━━━ RECORDS PROVIDED ━━━
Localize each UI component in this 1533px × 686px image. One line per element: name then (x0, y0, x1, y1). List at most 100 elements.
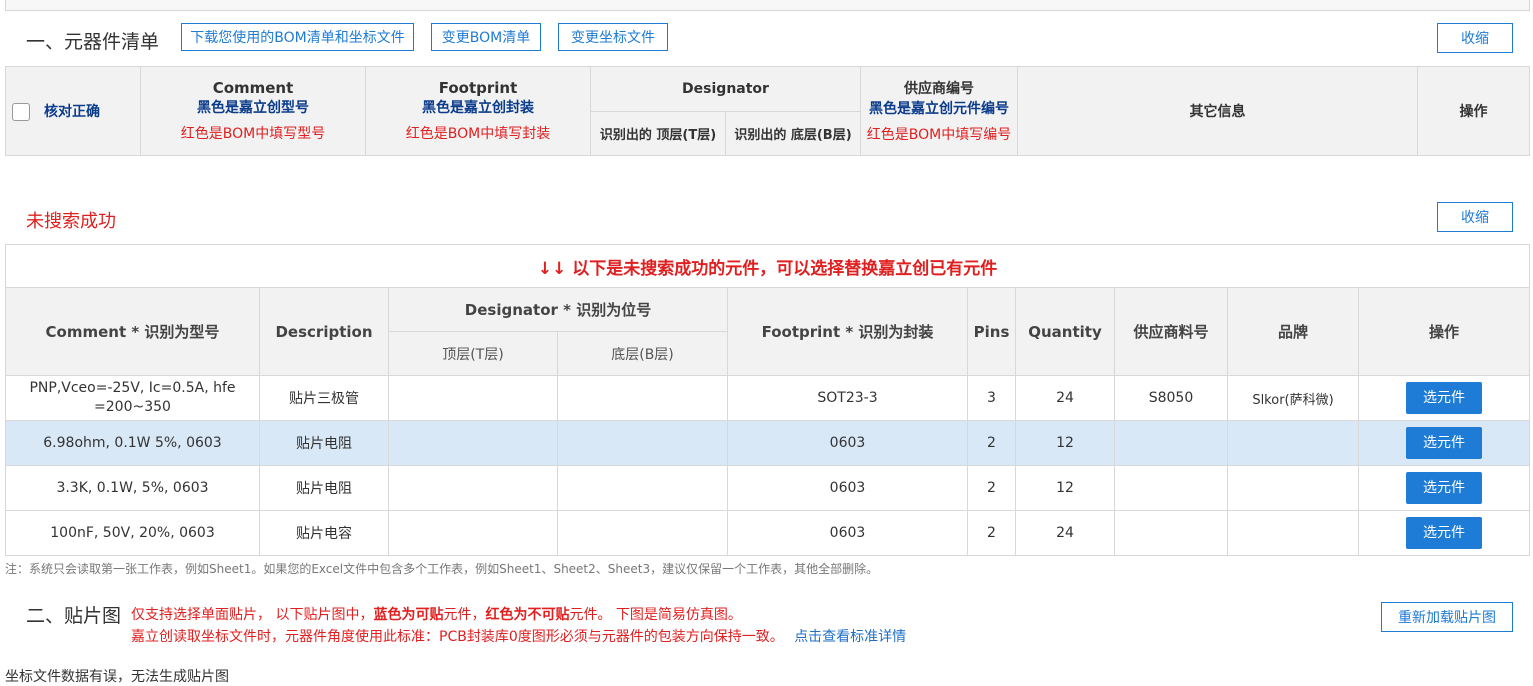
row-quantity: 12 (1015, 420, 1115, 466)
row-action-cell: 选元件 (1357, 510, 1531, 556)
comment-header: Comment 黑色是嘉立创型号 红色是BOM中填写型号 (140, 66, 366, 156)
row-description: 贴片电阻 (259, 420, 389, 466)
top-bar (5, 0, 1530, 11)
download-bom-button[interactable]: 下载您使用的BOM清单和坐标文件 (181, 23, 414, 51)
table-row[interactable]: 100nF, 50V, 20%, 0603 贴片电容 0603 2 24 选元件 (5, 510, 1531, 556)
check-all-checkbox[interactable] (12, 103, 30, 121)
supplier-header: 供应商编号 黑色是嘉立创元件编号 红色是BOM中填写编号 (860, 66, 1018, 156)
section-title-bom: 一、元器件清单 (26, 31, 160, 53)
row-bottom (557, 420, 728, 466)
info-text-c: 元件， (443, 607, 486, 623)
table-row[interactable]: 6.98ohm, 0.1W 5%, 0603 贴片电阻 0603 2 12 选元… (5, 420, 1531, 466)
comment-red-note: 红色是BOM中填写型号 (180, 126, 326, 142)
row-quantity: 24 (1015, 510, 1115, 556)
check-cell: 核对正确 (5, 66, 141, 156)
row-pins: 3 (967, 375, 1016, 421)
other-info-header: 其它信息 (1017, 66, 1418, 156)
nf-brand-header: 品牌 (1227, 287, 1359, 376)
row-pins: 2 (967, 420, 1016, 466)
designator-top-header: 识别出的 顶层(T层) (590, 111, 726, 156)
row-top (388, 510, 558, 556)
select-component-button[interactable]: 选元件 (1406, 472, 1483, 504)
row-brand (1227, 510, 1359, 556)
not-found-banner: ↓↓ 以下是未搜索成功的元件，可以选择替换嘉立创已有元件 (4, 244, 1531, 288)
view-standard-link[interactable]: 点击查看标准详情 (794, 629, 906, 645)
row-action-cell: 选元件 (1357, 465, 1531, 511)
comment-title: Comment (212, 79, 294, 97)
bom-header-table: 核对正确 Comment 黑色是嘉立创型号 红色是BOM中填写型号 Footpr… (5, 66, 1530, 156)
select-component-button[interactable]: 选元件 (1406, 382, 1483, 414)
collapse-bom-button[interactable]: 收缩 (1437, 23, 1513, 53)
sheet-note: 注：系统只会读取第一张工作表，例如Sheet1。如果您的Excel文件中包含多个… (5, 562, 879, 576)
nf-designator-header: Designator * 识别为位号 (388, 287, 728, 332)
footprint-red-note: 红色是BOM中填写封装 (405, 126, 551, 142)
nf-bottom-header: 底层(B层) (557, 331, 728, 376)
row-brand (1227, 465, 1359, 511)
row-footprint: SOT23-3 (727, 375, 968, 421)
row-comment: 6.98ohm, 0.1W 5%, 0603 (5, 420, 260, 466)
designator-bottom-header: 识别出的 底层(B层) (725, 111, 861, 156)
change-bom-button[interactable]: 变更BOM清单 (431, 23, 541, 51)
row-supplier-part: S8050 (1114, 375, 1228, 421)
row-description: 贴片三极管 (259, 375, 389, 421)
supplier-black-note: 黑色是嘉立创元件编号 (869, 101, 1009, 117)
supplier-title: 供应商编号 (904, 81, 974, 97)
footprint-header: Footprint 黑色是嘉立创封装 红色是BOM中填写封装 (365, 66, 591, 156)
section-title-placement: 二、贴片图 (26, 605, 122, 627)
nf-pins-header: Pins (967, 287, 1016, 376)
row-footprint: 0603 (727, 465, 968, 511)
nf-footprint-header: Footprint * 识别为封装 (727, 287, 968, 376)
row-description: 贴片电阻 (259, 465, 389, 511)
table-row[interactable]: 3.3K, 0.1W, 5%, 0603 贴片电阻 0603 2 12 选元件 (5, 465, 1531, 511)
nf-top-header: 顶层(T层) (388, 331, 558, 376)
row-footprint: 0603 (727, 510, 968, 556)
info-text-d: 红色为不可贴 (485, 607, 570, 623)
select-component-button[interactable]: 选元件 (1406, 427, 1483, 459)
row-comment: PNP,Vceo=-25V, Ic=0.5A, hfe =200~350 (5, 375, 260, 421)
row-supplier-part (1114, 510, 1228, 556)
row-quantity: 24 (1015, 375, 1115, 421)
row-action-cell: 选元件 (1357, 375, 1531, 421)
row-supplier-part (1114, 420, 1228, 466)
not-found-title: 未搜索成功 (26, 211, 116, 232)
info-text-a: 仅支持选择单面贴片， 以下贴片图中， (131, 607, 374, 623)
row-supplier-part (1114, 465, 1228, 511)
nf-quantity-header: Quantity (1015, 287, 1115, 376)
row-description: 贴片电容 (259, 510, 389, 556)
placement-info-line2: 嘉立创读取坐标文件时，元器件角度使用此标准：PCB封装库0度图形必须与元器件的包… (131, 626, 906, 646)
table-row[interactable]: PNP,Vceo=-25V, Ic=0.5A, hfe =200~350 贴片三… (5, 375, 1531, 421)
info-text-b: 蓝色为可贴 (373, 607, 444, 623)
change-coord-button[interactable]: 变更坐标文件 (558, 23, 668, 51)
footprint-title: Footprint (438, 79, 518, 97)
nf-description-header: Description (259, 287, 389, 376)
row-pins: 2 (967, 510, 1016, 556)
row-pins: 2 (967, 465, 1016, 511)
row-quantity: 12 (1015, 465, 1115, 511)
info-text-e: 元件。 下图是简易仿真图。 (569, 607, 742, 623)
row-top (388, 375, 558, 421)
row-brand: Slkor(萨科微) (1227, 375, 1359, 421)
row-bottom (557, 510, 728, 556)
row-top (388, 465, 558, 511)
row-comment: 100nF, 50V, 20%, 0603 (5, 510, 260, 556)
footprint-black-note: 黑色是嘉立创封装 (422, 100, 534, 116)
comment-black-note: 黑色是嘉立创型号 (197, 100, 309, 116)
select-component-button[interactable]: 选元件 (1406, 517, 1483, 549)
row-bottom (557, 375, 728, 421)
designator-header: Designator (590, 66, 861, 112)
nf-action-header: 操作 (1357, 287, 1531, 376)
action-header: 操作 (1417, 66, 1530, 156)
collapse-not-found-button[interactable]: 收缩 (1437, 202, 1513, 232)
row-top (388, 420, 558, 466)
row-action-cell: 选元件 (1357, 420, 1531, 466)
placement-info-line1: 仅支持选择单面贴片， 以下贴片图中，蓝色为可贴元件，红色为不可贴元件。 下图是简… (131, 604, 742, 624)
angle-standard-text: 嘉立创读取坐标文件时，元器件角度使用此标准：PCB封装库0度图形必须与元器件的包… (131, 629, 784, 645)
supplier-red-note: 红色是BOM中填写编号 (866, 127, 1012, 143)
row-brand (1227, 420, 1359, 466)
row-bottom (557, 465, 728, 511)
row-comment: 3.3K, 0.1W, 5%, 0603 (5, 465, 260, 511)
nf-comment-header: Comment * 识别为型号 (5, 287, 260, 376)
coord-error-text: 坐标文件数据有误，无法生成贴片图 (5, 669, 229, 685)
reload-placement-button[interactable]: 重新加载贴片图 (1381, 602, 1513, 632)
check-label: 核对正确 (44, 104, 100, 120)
━━━
━━━ RECORDS PROVIDED ━━━
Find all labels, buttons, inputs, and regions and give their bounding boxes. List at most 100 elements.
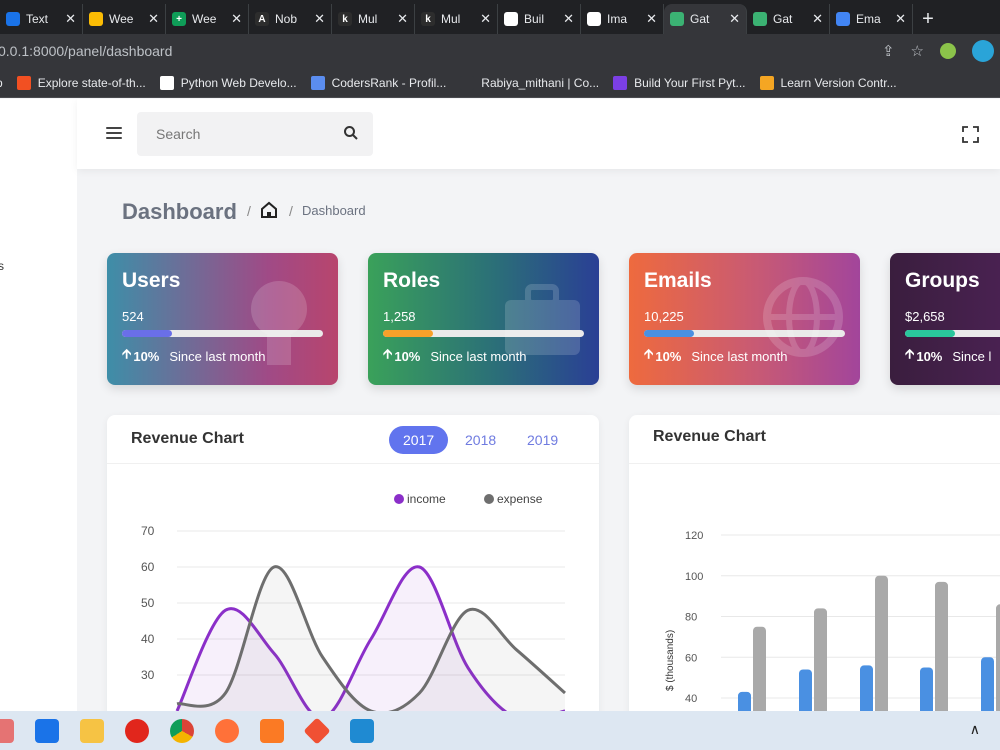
━━━
List every line in the material above that contains the string "note", matching its capitalization exactly.

comment-red-note: 红色是BOM中填写型号 (180, 126, 326, 142)
sheet-note: 注：系统只会读取第一张工作表，例如Sheet1。如果您的Excel文件中包含多个… (5, 562, 879, 576)
footprint-red-note: 红色是BOM中填写封装 (405, 126, 551, 142)
supplier-black-note: 黑色是嘉立创元件编号 (869, 101, 1009, 117)
footprint-black-note: 黑色是嘉立创封装 (422, 100, 534, 116)
comment-black-note: 黑色是嘉立创型号 (197, 100, 309, 116)
supplier-red-note: 红色是BOM中填写编号 (866, 127, 1012, 143)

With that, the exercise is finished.